◆ **Work to do**
Quote the records in full and leave their pictures out.

◆ **Task data**

* * *

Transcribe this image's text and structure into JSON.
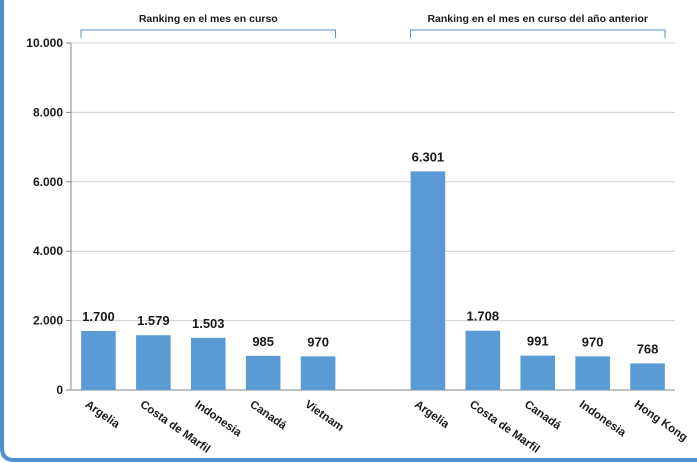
{
  "chart_data": {
    "type": "bar",
    "ylim": [
      0,
      10000
    ],
    "yticks": [
      "0",
      "2.000",
      "4.000",
      "6.000",
      "8.000",
      "10.000"
    ],
    "ytick_values": [
      0,
      2000,
      4000,
      6000,
      8000,
      10000
    ],
    "grid": true,
    "bar_color": "#5b9bd5",
    "frame_color": "#4f90d0",
    "groups": [
      {
        "title": "Ranking en el mes en curso",
        "categories": [
          "Argelia",
          "Costa de Marfil",
          "Indonesia",
          "Canadá",
          "Vietnam"
        ],
        "values": [
          1700,
          1579,
          1503,
          985,
          970
        ],
        "labels": [
          "1.700",
          "1.579",
          "1.503",
          "985",
          "970"
        ]
      },
      {
        "title": "Ranking en el mes en curso del año anterior",
        "categories": [
          "Argelia",
          "Costa de Marfil",
          "Canadá",
          "Indonesia",
          "Hong Kong"
        ],
        "values": [
          6301,
          1708,
          991,
          970,
          768
        ],
        "labels": [
          "6.301",
          "1.708",
          "991",
          "970",
          "768"
        ]
      }
    ]
  }
}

* * *

◆ **Solution to this task**
Transcribe this image's text and structure into JSON.
{
  "chart_data": {
    "type": "bar",
    "ylim": [
      0,
      10000
    ],
    "yticks": [
      "0",
      "2.000",
      "4.000",
      "6.000",
      "8.000",
      "10.000"
    ],
    "ytick_values": [
      0,
      2000,
      4000,
      6000,
      8000,
      10000
    ],
    "grid": true,
    "bar_color": "#5b9bd5",
    "frame_color": "#4f90d0",
    "groups": [
      {
        "title": "Ranking en el mes en curso",
        "categories": [
          "Argelia",
          "Costa de Marfil",
          "Indonesia",
          "Canadá",
          "Vietnam"
        ],
        "values": [
          1700,
          1579,
          1503,
          985,
          970
        ],
        "labels": [
          "1.700",
          "1.579",
          "1.503",
          "985",
          "970"
        ]
      },
      {
        "title": "Ranking en el mes en curso del año anterior",
        "categories": [
          "Argelia",
          "Costa de Marfil",
          "Canadá",
          "Indonesia",
          "Hong Kong"
        ],
        "values": [
          6301,
          1708,
          991,
          970,
          768
        ],
        "labels": [
          "6.301",
          "1.708",
          "991",
          "970",
          "768"
        ]
      }
    ]
  }
}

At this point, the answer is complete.